Document:
- - - -
Fuller & Henry, Stephen B. Mosier and Daniel T. Ellis, for
appellants.
Spengler Nathanson and Theodore M. Rowen, for appellee
Shirley Missig.
Eastman & Smith, James F. Nooney and Stuart J. Goldberg,
for appellees Charles L. Jones and Phillip C. Jones.

Per Curiam. Appellants assert in their sole proposition
of law that the court of appeals abused its discretion by
refusing to enforce or compel compliance with its writ of
mandamus. The court of appeals possesses both inherent and
statutory authority to compel compliance with its lawfully
issued orders. Cramer v. Petrie (1994), 70 Ohio St.3d 131,
133-134, 637 N.E.2d 882, 884-885; State ex rel. Johnson v.
Perry County Court (1986), 25 Ohio St.3d 53, 54, 25 OBR 77, 78,
495 N.E.2d 16, 18; R.C. 2705.02(A) (person who disobeys a
lawful writ may be found guilty of contempt).
Courts may punish disobedience of their orders or enforce
them in contempt proceedings. State ex rel. Adkins v. Sobb
(1988), 39 Ohio St.3d 34, 35, 528 N.E.2d 1247, 1248; State ex
rel. Shoop v. Mitrovich (1983), 4 Ohio St.3d 220, 221, 4 OBR
575, 576, 448 N.E.2d 800, 801. "[S]ince the primary interest
involved in a contempt proceeding is the authority and proper
functioning of the court, great reliance should be placed upon
the discretion of the [court]." Denovchek v. Trumbull Cty. Bd.

of Commrs. (1988), 36 Ohio St.3d 14, 16, 520 N.E.2d 1362,
1364. The court that issued the order sought to be enforced is
in the best position to determine if that order has been
disobeyed.
Given the broad discretion that is necessarily vested in
the court of appeals in determining whether a party has obeyed
its writ of mandamus, this court will not reverse the court of
appeals' decision absent an abuse of discretion. State ex rel.
Delco Moraine Div., Gen. Motors Corp. v. Indus. Comm. (1990),
48 Ohio St.3d 43, 44, 549 N.E.2d 162, 163; State ex rel.
Adkins, supra. The term "abuse of discretion" connotes more
than an error of law or judgment; it implies that the court's
attitude is unreasonable, arbitrary or unconscionable. Rock v.
Cabral (1993), 67 Ohio St.3d 108, 112, 616 N.E.2d 218, 222.
Missig, as clerk of the court of common pleas, possesses
duties to issue certificates of judgment and to follow the
orders of the court. R.C. 2303.08 and 2303.26. The court of
appeals issued a writ of mandamus compelling Missig to issue a
certificate of judgment pursuant to the common pleas court's
June 14, 1994 order. Although the court of appeals granted a
writ of mandamus in favor of appellants, it did not grant
appellants' requested writ compelling Missig to reinstate the
June 15, 1994 certificate of judgment, which had specified a
judgment in appellants' favor of $2,200,000 plus interest in
the installments set forth in the "Stock and Asset Purchase and
Sale Agreement."
- - - -
Collected material:
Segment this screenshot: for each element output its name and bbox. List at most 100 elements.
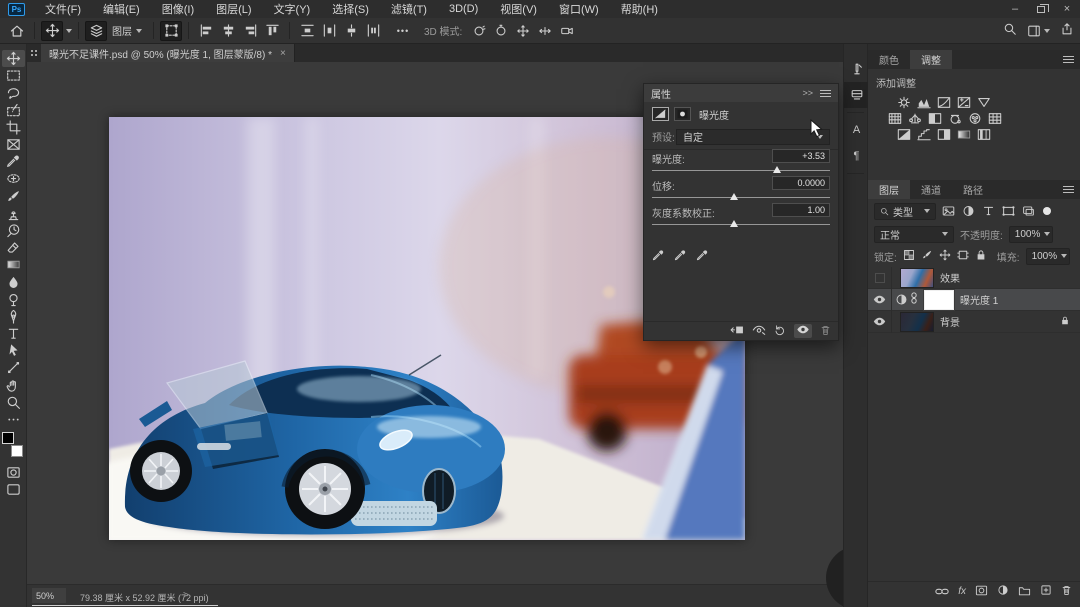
- - - -
Tasks to complete:
1. Reproduce the opinion's passage starting at "Courts may punish" and ending at "Trumbull Cty. Bd.", substituting "defiance" for "disobedience".
2. Using the court opinion, state whether each statement is accurate, and support each answer with the opinion's deciding words, quoted exactly: (a) The court of appeals granted the writ compelling Missig to reinstate the June 15, 1994 certificate of judgment. (b) Missig is the clerk of the court of common pleas. (c) According to the opinion, an error of law alone amounts to an abuse of discretion.

Worked solutions:
1.
Courts may punish defiance of their orders or enforce
them in contempt proceedings. State ex rel. Adkins v. Sobb
(1988), 39 Ohio St.3d 34, 35, 528 N.E.2d 1247, 1248; State ex
rel. Shoop v. Mitrovich (1983), 4 Ohio St.3d 220, 221, 4 OBR
575, 576, 448 N.E.2d 800, 801. "[S]ince the primary interest
involved in a contempt proceeding is the authority and proper
functioning of the court, great reliance should be placed upon
the discretion of the [court]." Denovchek v. Trumbull Cty. Bd.

2.
(a) No: "it did not grant appellants' requested writ compelling Missig to reinstate the June 15, 1994 certificate of judgment"
(b) Yes: "Missig, as clerk of the court of common pleas"
(c) No: "The term "abuse of discretion" connotes more than an error of law or judgment"